What this task involves: How many lines of these entries hold the string "image"? Answer with the number alone.
Start
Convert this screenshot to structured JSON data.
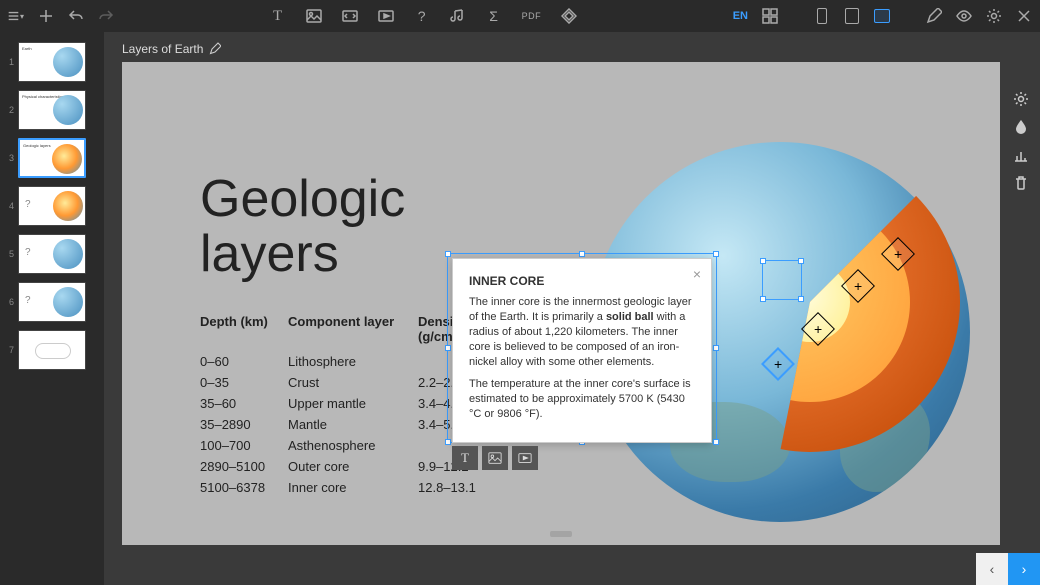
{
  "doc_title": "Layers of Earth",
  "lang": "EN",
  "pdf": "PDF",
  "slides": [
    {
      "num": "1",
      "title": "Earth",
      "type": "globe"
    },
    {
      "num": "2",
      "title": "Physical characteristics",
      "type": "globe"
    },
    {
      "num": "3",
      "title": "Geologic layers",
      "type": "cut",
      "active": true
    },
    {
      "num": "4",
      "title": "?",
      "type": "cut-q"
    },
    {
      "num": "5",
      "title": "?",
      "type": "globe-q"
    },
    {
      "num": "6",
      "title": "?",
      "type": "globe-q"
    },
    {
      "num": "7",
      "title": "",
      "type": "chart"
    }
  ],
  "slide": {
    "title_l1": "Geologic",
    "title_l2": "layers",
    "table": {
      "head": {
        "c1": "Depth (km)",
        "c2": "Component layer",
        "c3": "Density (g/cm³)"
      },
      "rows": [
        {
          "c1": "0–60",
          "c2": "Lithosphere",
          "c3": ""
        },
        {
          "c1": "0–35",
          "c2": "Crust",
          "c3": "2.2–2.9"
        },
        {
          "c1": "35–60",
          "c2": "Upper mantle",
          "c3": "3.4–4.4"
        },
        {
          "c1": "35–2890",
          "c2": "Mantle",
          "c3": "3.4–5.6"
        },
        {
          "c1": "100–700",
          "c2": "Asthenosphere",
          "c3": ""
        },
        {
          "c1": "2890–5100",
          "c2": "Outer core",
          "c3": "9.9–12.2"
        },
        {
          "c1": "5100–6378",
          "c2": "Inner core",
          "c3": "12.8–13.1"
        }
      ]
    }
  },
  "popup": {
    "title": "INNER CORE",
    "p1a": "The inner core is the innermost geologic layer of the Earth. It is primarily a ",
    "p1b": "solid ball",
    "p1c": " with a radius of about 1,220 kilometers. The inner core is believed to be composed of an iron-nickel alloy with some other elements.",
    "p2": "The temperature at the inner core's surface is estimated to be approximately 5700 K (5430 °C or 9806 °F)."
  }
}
End
Start
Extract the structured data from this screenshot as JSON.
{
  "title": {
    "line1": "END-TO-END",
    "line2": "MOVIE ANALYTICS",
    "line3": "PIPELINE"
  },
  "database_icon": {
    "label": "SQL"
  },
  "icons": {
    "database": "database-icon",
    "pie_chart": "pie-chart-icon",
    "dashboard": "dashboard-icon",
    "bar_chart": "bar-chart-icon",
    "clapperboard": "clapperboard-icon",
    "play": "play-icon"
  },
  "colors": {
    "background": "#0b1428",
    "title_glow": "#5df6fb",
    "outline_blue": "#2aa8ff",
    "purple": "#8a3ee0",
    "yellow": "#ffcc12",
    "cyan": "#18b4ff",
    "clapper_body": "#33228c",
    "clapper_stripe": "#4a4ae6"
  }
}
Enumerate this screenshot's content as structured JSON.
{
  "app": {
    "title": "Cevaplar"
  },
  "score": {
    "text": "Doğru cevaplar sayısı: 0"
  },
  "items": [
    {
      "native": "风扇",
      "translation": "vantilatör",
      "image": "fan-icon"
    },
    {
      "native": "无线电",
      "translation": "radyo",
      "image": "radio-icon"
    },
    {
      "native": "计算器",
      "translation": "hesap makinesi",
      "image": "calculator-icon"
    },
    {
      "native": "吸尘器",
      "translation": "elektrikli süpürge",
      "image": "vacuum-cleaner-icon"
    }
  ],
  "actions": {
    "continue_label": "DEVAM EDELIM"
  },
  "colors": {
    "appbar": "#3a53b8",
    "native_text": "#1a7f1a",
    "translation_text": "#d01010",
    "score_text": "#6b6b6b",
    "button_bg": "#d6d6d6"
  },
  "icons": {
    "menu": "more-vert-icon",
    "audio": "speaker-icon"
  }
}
End
Start
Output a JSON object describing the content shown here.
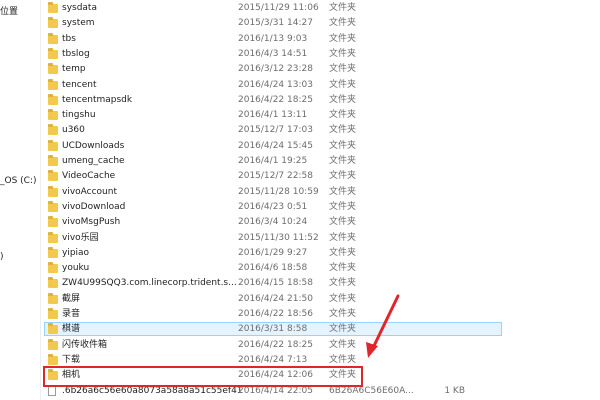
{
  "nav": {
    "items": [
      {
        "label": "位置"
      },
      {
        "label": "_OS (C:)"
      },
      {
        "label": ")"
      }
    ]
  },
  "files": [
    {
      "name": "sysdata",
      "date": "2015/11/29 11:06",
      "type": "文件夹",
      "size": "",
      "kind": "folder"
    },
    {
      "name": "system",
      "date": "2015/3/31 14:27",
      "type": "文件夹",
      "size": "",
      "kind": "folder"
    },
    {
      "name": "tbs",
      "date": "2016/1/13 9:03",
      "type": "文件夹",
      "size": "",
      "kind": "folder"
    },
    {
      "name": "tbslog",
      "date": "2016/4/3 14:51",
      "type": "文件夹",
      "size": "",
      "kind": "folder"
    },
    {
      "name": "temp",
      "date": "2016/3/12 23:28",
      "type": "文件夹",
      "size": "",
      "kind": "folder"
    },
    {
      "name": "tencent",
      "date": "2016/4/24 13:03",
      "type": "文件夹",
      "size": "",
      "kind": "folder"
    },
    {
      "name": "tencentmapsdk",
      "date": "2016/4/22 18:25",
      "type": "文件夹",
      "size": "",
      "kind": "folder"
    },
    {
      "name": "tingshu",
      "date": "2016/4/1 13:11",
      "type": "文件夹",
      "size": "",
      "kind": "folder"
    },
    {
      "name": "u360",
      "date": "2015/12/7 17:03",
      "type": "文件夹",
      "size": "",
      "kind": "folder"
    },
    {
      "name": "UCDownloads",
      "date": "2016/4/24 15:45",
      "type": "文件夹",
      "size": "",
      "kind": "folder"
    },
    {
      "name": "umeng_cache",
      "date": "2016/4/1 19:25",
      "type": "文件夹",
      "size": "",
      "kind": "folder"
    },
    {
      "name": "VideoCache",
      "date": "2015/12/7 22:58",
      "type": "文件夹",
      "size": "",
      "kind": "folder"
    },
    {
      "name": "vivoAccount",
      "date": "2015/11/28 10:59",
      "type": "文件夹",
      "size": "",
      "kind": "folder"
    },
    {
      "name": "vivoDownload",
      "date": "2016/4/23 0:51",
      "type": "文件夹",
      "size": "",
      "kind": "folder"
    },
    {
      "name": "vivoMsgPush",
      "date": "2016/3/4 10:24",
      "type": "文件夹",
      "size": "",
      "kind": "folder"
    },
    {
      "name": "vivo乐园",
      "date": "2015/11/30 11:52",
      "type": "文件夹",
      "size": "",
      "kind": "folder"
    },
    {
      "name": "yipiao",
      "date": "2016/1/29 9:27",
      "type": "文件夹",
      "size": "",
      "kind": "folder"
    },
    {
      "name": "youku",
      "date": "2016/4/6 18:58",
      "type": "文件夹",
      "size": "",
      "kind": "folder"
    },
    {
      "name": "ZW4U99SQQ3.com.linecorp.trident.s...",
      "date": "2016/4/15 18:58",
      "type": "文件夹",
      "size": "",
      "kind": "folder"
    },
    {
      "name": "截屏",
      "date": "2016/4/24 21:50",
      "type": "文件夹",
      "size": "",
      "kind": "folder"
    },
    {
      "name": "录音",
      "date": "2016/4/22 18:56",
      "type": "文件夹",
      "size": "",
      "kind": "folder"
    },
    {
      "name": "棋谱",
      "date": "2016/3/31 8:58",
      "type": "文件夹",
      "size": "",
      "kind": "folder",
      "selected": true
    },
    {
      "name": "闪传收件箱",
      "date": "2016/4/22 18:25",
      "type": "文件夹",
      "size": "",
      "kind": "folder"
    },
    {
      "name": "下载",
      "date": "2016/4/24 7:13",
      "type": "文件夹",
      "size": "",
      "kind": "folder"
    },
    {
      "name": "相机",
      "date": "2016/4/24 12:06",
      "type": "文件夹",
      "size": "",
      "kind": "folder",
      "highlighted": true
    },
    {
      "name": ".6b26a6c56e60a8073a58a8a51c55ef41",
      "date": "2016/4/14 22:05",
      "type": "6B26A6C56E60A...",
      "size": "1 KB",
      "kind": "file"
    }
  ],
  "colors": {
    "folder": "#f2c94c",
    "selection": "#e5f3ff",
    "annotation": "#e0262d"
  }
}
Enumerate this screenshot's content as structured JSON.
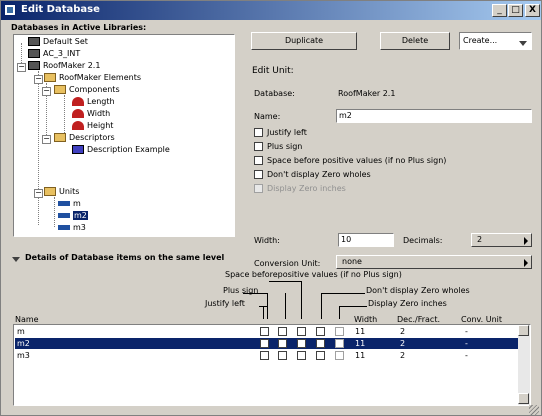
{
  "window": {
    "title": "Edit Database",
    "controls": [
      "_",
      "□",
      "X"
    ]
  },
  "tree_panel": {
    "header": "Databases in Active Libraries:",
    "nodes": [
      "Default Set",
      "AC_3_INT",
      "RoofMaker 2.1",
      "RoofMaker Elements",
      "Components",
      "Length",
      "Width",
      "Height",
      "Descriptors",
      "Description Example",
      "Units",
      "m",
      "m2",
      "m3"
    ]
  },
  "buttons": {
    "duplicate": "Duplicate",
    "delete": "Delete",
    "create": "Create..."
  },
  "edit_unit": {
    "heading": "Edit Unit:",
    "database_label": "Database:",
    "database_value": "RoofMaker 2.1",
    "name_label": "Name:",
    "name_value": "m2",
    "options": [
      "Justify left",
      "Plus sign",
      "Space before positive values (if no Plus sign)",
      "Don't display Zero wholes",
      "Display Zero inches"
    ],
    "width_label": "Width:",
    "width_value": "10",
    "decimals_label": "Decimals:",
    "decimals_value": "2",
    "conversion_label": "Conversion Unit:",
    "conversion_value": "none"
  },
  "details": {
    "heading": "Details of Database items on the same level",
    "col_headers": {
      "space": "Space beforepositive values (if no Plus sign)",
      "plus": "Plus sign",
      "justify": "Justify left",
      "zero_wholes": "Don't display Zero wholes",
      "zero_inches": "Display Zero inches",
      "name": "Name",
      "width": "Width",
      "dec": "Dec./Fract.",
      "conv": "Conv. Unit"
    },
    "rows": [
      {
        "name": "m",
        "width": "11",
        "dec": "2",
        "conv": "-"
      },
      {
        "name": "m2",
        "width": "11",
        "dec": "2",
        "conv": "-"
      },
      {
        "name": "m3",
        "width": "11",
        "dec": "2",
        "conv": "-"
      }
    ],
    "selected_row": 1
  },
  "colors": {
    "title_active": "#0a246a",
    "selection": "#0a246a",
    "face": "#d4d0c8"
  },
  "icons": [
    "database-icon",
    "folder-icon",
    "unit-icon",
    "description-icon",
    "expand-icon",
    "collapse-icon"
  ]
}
End
Answer below: 4